start DATA

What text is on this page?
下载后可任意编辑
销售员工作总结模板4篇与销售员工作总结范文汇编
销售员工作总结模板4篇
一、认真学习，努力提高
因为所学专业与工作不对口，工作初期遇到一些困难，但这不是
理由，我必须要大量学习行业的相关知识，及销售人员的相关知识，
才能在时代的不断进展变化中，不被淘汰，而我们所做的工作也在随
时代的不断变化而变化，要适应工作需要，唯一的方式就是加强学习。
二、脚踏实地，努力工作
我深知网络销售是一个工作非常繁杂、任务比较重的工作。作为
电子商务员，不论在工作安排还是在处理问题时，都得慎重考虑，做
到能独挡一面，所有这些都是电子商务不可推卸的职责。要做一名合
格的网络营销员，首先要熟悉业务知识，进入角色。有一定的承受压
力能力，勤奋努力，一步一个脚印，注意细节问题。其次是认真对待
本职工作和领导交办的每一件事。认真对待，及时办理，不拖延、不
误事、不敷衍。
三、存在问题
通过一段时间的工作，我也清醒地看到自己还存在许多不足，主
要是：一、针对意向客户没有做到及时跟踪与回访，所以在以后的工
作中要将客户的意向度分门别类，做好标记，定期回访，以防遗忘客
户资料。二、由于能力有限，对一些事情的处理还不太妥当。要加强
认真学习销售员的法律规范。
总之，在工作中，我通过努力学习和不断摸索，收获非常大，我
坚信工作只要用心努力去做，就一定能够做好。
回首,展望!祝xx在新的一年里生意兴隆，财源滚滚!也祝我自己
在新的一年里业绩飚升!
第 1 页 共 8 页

end DATA

__GIVEN TASK__
Retype the material in full. Each word must match.

__RESULT__
What text is on this page?
下载后可任意编辑
销售员工作总结模板4篇与销售员工作总结范文汇编
销售员工作总结模板4篇
一、认真学习，努力提高
因为所学专业与工作不对口，工作初期遇到一些困难，但这不是
理由，我必须要大量学习行业的相关知识，及销售人员的相关知识，
才能在时代的不断进展变化中，不被淘汰，而我们所做的工作也在随
时代的不断变化而变化，要适应工作需要，唯一的方式就是加强学习。
二、脚踏实地，努力工作
我深知网络销售是一个工作非常繁杂、任务比较重的工作。作为
电子商务员，不论在工作安排还是在处理问题时，都得慎重考虑，做
到能独挡一面，所有这些都是电子商务不可推卸的职责。要做一名合
格的网络营销员，首先要熟悉业务知识，进入角色。有一定的承受压
力能力，勤奋努力，一步一个脚印，注意细节问题。其次是认真对待
本职工作和领导交办的每一件事。认真对待，及时办理，不拖延、不
误事、不敷衍。
三、存在问题
通过一段时间的工作，我也清醒地看到自己还存在许多不足，主
要是：一、针对意向客户没有做到及时跟踪与回访，所以在以后的工
作中要将客户的意向度分门别类，做好标记，定期回访，以防遗忘客
户资料。二、由于能力有限，对一些事情的处理还不太妥当。要加强
认真学习销售员的法律规范。
总之，在工作中，我通过努力学习和不断摸索，收获非常大，我
坚信工作只要用心努力去做，就一定能够做好。
回首,展望!祝xx在新的一年里生意兴隆，财源滚滚!也祝我自己
在新的一年里业绩飚升!
第 1 页 共 8 页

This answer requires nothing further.